#### Do this
Which lines include the word "selected"? Copy each of them.

####################

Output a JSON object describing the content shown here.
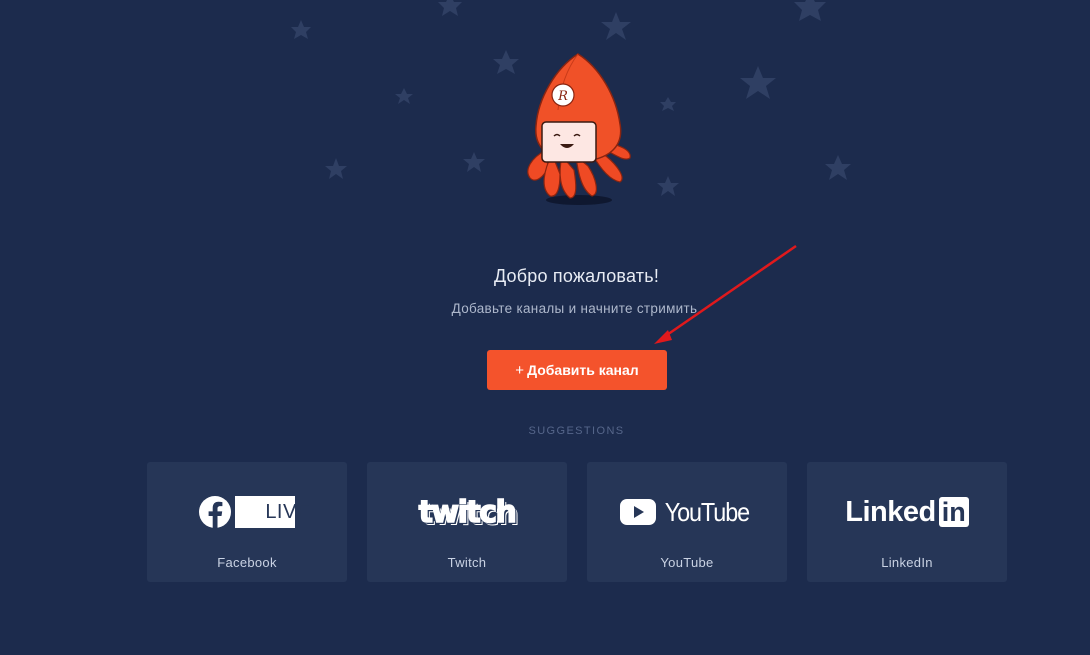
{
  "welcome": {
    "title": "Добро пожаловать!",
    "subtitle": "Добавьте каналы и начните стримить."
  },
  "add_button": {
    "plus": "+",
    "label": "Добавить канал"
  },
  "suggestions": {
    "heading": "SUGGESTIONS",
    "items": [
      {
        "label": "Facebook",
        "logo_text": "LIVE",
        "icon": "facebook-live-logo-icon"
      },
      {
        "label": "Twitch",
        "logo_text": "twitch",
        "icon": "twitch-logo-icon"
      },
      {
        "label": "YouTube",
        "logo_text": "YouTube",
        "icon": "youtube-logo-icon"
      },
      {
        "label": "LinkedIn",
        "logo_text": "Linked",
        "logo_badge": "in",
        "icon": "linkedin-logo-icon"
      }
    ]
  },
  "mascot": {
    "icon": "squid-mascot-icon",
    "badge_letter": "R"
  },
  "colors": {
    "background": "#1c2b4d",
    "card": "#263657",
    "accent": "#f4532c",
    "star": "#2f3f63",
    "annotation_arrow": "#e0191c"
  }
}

####################

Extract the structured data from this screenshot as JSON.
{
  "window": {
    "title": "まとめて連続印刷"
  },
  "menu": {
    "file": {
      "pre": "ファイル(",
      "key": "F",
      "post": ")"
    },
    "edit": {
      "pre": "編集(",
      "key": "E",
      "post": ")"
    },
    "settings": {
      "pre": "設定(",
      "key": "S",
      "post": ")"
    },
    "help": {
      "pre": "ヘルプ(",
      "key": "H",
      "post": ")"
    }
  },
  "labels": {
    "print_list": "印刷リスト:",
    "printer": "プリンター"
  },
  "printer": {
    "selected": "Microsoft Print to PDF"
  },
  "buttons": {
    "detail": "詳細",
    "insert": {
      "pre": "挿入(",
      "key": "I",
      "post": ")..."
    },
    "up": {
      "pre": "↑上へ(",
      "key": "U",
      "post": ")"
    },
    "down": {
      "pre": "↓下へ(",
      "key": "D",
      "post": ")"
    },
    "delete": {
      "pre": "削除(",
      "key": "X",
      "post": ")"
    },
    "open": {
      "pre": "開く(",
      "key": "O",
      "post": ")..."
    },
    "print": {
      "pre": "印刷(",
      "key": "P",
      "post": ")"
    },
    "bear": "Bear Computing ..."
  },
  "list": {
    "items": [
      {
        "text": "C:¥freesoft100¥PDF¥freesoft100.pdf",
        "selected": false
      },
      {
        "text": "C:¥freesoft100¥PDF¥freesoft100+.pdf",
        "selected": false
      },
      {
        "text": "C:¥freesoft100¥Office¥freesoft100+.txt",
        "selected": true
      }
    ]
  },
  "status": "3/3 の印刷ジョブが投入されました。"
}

####################

#### Result of this exercise
    "selected": "Microsoft Print to PDF"
        "selected": false
        "selected": false
        "selected": true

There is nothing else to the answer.